TO DO: Using the data beneath, show every line that includes the word "需临柜办理业务".

MATERIAL TO PROCESS:

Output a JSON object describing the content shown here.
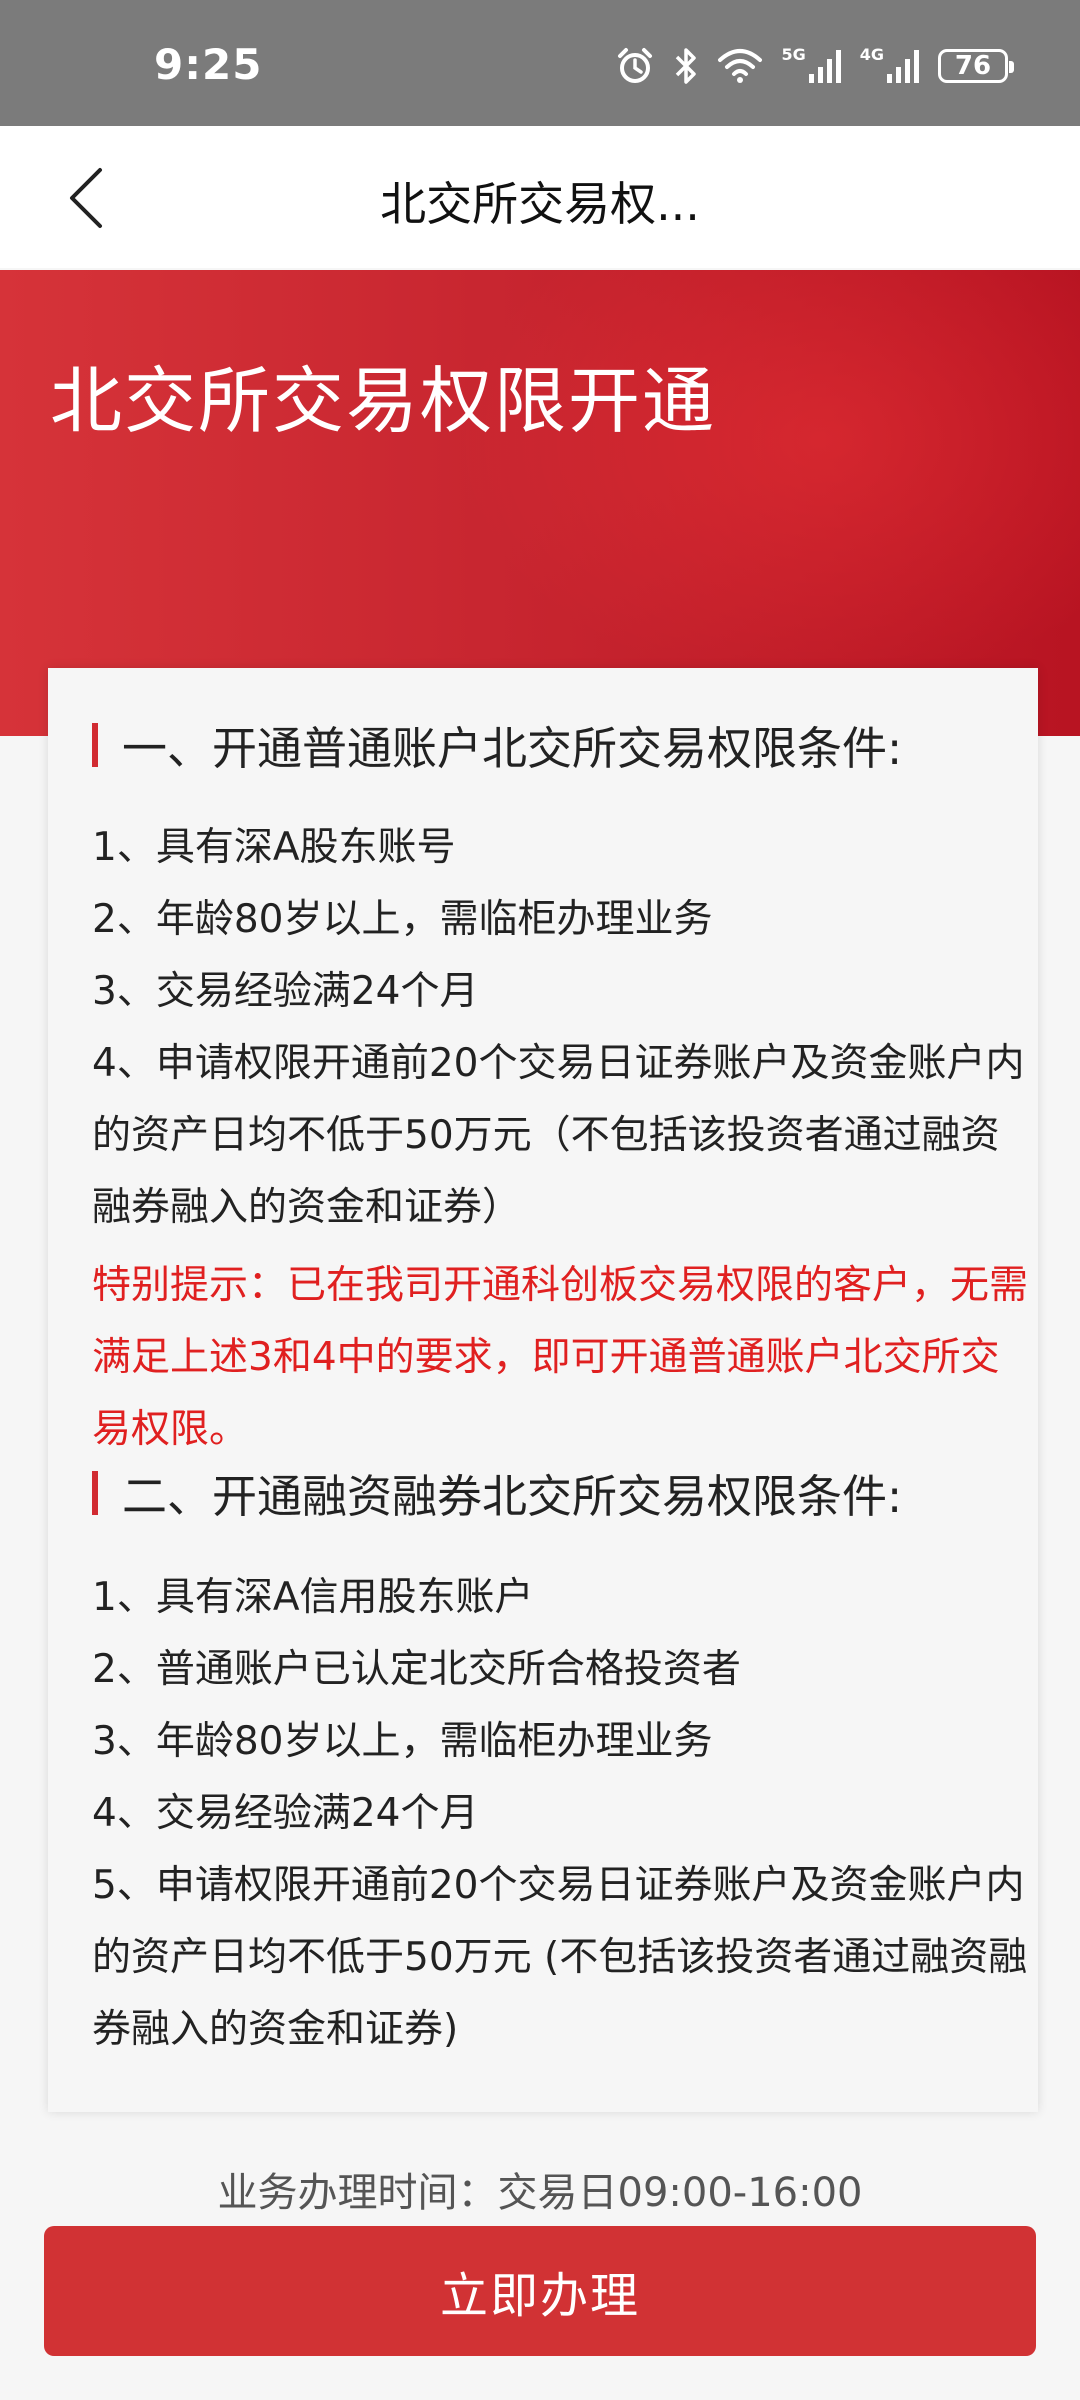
{
  "status_bar": {
    "time": "9:25",
    "network_5g": "5G",
    "network_4g": "4G",
    "battery": "76",
    "icons": [
      "alarm-icon",
      "bluetooth-icon",
      "wifi-icon",
      "signal-icon",
      "signal-icon",
      "battery-icon"
    ]
  },
  "nav": {
    "title": "北交所交易权...",
    "back_icon": "chevron-left-icon"
  },
  "banner": {
    "title": "北交所交易权限开通"
  },
  "section1": {
    "title": "一、开通普通账户北交所交易权限条件:",
    "items": [
      "1、具有深A股东账号",
      "2、年龄80岁以上，需临柜办理业务",
      "3、交易经验满24个月",
      "4、申请权限开通前20个交易日证券账户及资金账户内的资产日均不低于50万元（不包括该投资者通过融资融券融入的资金和证券）"
    ],
    "tip": "特别提示：已在我司开通科创板交易权限的客户，无需满足上述3和4中的要求，即可开通普通账户北交所交易权限。"
  },
  "section2": {
    "title": "二、开通融资融券北交所交易权限条件:",
    "items": [
      "1、具有深A信用股东账户",
      "2、普通账户已认定北交所合格投资者",
      "3、年龄80岁以上，需临柜办理业务",
      "4、交易经验满24个月",
      "5、申请权限开通前20个交易日证券账户及资金账户内的资产日均不低于50万元 (不包括该投资者通过融资融券融入的资金和证券)"
    ]
  },
  "footer": {
    "hours": "业务办理时间：交易日09:00-16:00",
    "cta": "立即办理"
  },
  "colors": {
    "accent": "#d13234",
    "tip": "#e02020",
    "status_bar": "#7b7b7b"
  }
}
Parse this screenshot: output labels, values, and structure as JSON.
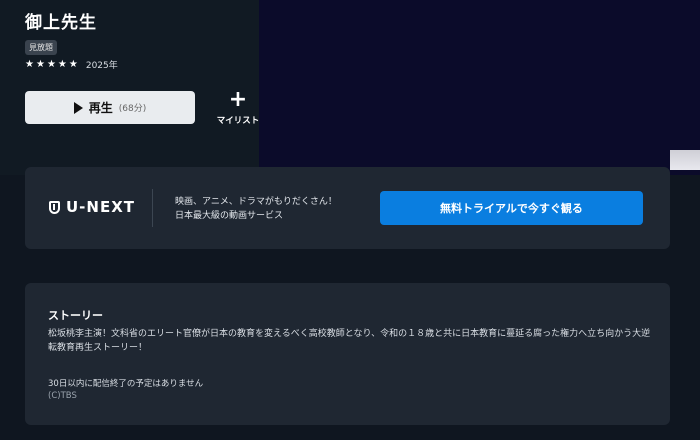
{
  "title": "御上先生",
  "badge": "見放題",
  "rating": {
    "stars": 5,
    "year": "2025年"
  },
  "play": {
    "label": "再生",
    "duration": "(68分)"
  },
  "mylist": {
    "icon": "+",
    "label": "マイリスト"
  },
  "promo": {
    "logo_text": "U-NEXT",
    "line1": "映画、アニメ、ドラマがもりだくさん！",
    "line2": "日本最大級の動画サービス",
    "trial_button": "無料トライアルで今すぐ観る",
    "accent_color": "#0a7ee0"
  },
  "story": {
    "heading": "ストーリー",
    "body": "松坂桃李主演！文科省のエリート官僚が日本の教育を変えるべく高校教師となり、令和の１８歳と共に日本教育に蔓延る腐った権力へ立ち向かう大逆転教育再生ストーリー！",
    "availability": "30日以内に配信終了の予定はありません",
    "copyright": "(C)TBS"
  }
}
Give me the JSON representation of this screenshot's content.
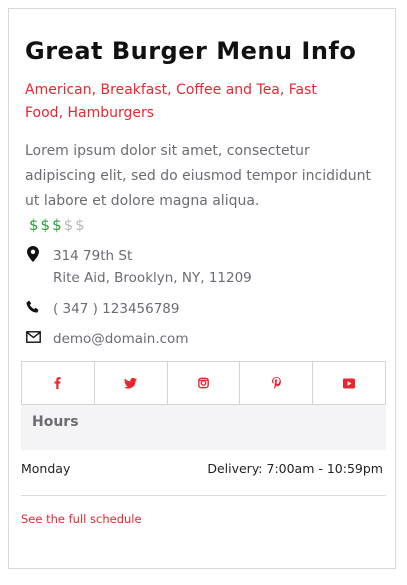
{
  "listing": {
    "title": "Great Burger Menu Info",
    "categories": "American, Breakfast, Coffee and Tea, Fast Food, Hamburgers",
    "description": "Lorem ipsum dolor sit amet, consectetur adipiscing elit, sed do eiusmod tempor incididunt ut labore et dolore magna aliqua.",
    "price_level": {
      "active": "$$$",
      "inactive": "$$",
      "rating": 3,
      "max": 5
    }
  },
  "contact": {
    "address_line1": "314 79th St",
    "address_line2": "Rite Aid, Brooklyn, NY, 11209",
    "phone": "( 347 ) 123456789",
    "email": "demo@domain.com"
  },
  "social": [
    "facebook-icon",
    "twitter-icon",
    "instagram-icon",
    "pinterest-icon",
    "youtube-icon"
  ],
  "hours": {
    "heading": "Hours",
    "day": "Monday",
    "time": "Delivery: 7:00am - 10:59pm",
    "full_schedule_link": "See the full schedule"
  },
  "colors": {
    "accent": "#e8262f",
    "price_active": "#2c9b3c",
    "price_inactive": "#b9b9b9",
    "muted_text": "#6b6b73"
  }
}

RESPONSE TO THIS TASK:
      "2、年龄80岁以上，需临柜办理业务",
      "3、年龄80岁以上，需临柜办理业务",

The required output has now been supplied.